**WHAT YOU ARE ASKED TO DO:**
Within this material, how many lines have the string "为人师表" in them? The answer is a number, with nothing added.

**THE DATA:**
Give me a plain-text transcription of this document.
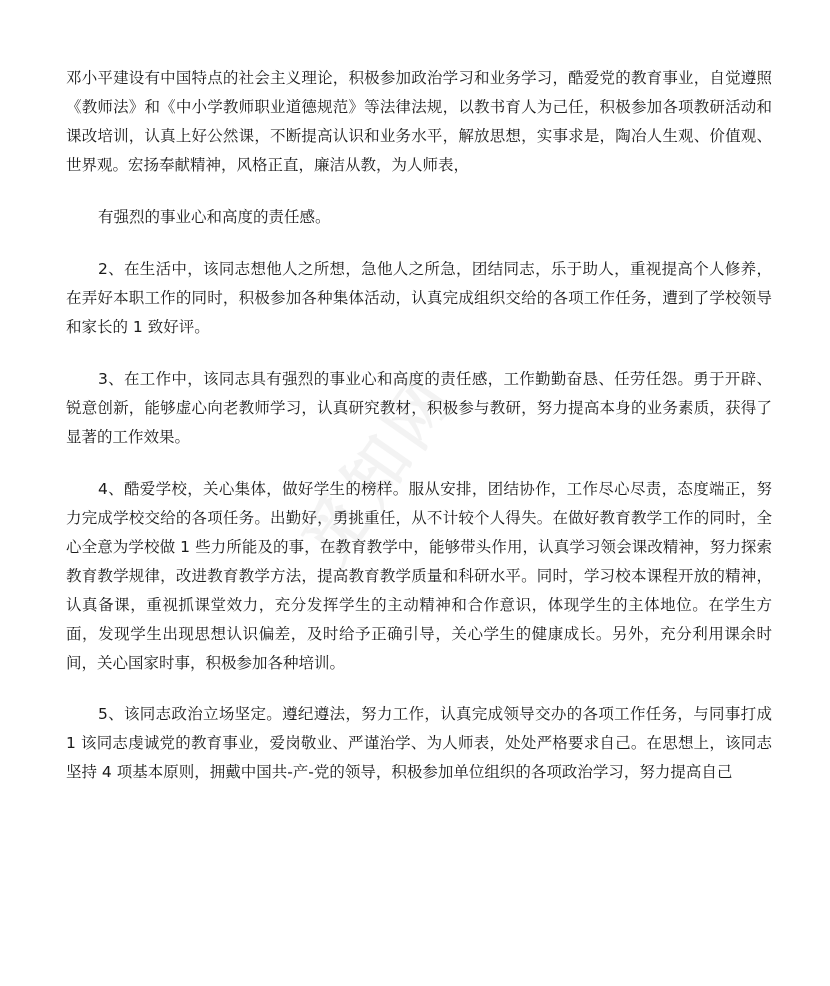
邓小平建设有中国特点的社会主义理论，积极参加政治学习和业务学习，酷爱党的教育事业，自觉遵照《教师法》和《中小学教师职业道德规范》等法律法规，以教书育人为己任，积极参加各项教研活动和课改培训，认真上好公然课，不断提高认识和业务水平，解放思想，实事求是，陶冶人生观、价值观、世界观。宏扬奉献精神，风格正直，廉洁从教，为人师表，

有强烈的事业心和高度的责任感。

2、在生活中，该同志想他人之所想，急他人之所急，团结同志，乐于助人，重视提高个人修养，在弄好本职工作的同时，积极参加各种集体活动，认真完成组织交给的各项工作任务，遭到了学校领导和家长的 1 致好评。

3、在工作中，该同志具有强烈的事业心和高度的责任感，工作勤勤奋恳、任劳任怨。勇于开辟、锐意创新，能够虚心向老教师学习，认真研究教材，积极参与教研，努力提高本身的业务素质，获得了显著的工作效果。

4、酷爱学校，关心集体，做好学生的榜样。服从安排，团结协作，工作尽心尽责，态度端正，努力完成学校交给的各项任务。出勤好，勇挑重任，从不计较个人得失。在做好教育教学工作的同时，全心全意为学校做 1 些力所能及的事，在教育教学中，能够带头作用，认真学习领会课改精神，努力探索教育教学规律，改进教育教学方法，提高教育教学质量和科研水平。同时，学习校本课程开放的精神，认真备课，重视抓课堂效力，充分发挥学生的主动精神和合作意识，体现学生的主体地位。在学生方面，发现学生出现思想认识偏差，及时给予正确引导，关心学生的健康成长。另外，充分利用课余时间，关心国家时事，积极参加各种培训。

5、该同志政治立场坚定。遵纪遵法，努力工作，认真完成领导交办的各项工作任务，与同事打成 1 该同志虔诚党的教育事业，爱岗敬业、严谨治学、为人师表，处处严格要求自己。在思想上，该同志坚持 4 项基本原则，拥戴中国共-产-党的领导，积极参加单位组织的各项政治学习，努力提高自己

**CORRECT RESPONSE:**
2